Direction 1: Translate into Spanish this sentence from the text on pretty-printing a struct: "There is no mechanism in the language to ask for the members of Point and iterate over them."
Direction 2: Echo word for word the stretch of the text on pretty-printing a struct from "In my copy of" through "shown how to do.".
Direction 3: Sum up the text on pretty-printing a struct in two sentences.

Selection:

□ □ □ □ □

Pretty-Printing a Struct

Once you learn how to declare a type with some new members, one of the first things you’re going to want to do is to make your type debug-printable. Not only because in general that’s a very useful operation, but also because it’s extremely easy to do:

#[derive(Debug)]
struct Point {
    x: i32,
    y: i32,
}

fn main() {
    let p = Point { x: 1, y: 2 };
    // prints: p=Point { x: 1, y: 2 }
    println!("p={p:?}");
}

That first line of code makes Point debug-printable — which means it prints the type name and then all the member names and values, in order.

In my copy of the Rust Programming Language book, you’re shown how to declare a struct on page 82 and how to make it debug-printable on page 89. It’s basically one of the first things you’re shown how to do.

Also for this specific task, Rust has dbg!(p), but I’m using println! just to be closer to the eventual C++ solution.

And since this is a programmatic annotation, if I go back later and add a new field to Point (let’s say I decide that I wanted this to be 3-dimensional and I need a z), the debug-printing will be automatically updated to print the new field.

All of which is to say: Pretty easy!

The question you might ask is — how, specifically, does this work? What is the interaction between the derive macro and the Debug trait that causes this to work?

As I mentioned earlier, unlike what we’re proposing for C++26, Rust doesn’t have any kind of introspection. There is no mechanism in the language to ask for the members of Point and iterate over them.

Instead, the derive macro does something very different: it is a function that takes a token stream of the struct that it annotates and its job is to return a token stream of code to inject after the input. That injected code doesn’t actually need to be remotely related to the input (the Rust docs have an example which just completely ignores the input and instead injects a function which returns 42).

In this case, we sidestep the lack of introspection by actually getting the token sequence input of Point, parsing it, and using that parsed result to produce the output we need. I suppose this is still a kind of introspect — just one that can only be explicitly opted into in narrow circumstances.

Specifically, the derive macro for this example will emit the following (which I got from cargo expand):

#[automatically_derived]
impl ::core::fmt::Debug for Point {
    #[inline]
    fn fmt(&self, f: &mut ::core::fmt::Formatter) -> ::core::fmt::Result {
        ::core::fmt::Formatter::debug_struct_field2_finish(
            f,
            "Point",
            "x",
            &self.x,
            "y",
            &&self.y,
        )
    }
}

It’s not especially complicated code, but the point is that Rust programmers don’t have to deal with writing this boilerplate. They just have to learn how to write one line (or really, not even one full line) of code: #[derive(Debug)]. That’s the power of code generation.

Nevertheless, even here the result is quite informative. Why is it &self.x but &&self.y, with the extra reference? Here, Rust’s inability to do introspection comes into place. In Rust, your last field can be an unsized type. An unsized type can be printed, but needs an extra indirection. The derive macro has no way of knowing whether y is sized or not (in this case it’s an i32, which is Sized), so in an effort to support both cases, it just preemptively adds the extra indirection.

□ □ □ □ □

Records:

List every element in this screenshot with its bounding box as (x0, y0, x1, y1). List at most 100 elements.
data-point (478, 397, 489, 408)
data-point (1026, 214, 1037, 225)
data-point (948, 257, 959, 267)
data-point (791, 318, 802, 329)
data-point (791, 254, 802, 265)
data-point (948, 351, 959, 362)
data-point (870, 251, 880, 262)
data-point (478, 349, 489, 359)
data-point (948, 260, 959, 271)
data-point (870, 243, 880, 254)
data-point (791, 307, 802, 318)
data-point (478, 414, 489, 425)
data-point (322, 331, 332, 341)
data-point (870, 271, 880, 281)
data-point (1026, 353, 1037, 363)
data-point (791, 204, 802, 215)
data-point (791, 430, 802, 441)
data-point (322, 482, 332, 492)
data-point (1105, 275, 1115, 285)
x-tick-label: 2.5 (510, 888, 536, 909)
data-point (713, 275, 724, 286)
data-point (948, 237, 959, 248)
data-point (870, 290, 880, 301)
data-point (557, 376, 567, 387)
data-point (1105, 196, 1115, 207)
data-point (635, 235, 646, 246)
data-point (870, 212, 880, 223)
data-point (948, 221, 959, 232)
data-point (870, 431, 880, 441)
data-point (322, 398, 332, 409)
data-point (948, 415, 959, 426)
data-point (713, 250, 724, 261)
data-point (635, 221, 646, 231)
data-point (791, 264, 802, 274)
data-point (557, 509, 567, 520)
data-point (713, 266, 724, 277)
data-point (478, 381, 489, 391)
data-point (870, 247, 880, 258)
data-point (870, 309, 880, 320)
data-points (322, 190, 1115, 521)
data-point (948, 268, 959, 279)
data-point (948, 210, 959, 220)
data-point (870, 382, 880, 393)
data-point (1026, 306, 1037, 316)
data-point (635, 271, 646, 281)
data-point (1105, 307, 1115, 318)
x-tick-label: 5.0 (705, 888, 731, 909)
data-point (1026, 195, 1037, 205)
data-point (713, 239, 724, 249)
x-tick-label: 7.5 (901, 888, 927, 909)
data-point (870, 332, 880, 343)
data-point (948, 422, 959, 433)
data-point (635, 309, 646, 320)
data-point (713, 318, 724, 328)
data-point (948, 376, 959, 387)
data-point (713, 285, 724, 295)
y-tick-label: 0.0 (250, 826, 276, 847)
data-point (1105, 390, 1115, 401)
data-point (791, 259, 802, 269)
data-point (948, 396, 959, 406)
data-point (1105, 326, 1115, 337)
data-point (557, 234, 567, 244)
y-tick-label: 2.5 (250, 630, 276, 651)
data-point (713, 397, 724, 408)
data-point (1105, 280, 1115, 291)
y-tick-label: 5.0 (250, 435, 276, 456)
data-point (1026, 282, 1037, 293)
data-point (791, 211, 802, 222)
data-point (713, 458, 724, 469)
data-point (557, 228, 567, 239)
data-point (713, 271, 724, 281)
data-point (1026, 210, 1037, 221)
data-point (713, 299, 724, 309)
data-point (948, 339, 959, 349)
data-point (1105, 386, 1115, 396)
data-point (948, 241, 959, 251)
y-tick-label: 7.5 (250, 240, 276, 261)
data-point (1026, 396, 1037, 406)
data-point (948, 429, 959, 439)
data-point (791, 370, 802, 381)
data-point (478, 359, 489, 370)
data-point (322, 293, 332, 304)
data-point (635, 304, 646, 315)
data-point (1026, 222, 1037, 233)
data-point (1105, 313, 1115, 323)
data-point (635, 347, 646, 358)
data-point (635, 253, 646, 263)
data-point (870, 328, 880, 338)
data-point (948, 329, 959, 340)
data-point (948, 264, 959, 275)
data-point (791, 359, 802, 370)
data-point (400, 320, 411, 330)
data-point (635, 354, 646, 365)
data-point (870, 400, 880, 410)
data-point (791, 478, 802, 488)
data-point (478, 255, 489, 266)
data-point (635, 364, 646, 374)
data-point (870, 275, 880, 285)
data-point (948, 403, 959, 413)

□ □ □ □ □

Output 1: No hay ningún mecanismo en el lenguaje para pedir los miembros de Point e iterar sobre ellos.

Output 2:
In my copy of the Rust Programming Language book, you’re shown how to declare a struct on page 82 and how to make it debug-printable on page 89. It’s basically one of the first things you’re shown how to do.

Output 3: Adding #[derive(Debug)] to a Rust struct makes it debug-printable, so it prints the type name and then each member's name and value in order, and the printing updates automatically when a field is added. Because Rust has no introspection, the derive macro takes the struct's token stream, parses it and emits a Debug implementation, adding an extra reference to the last field because it cannot know whether that field is unsized.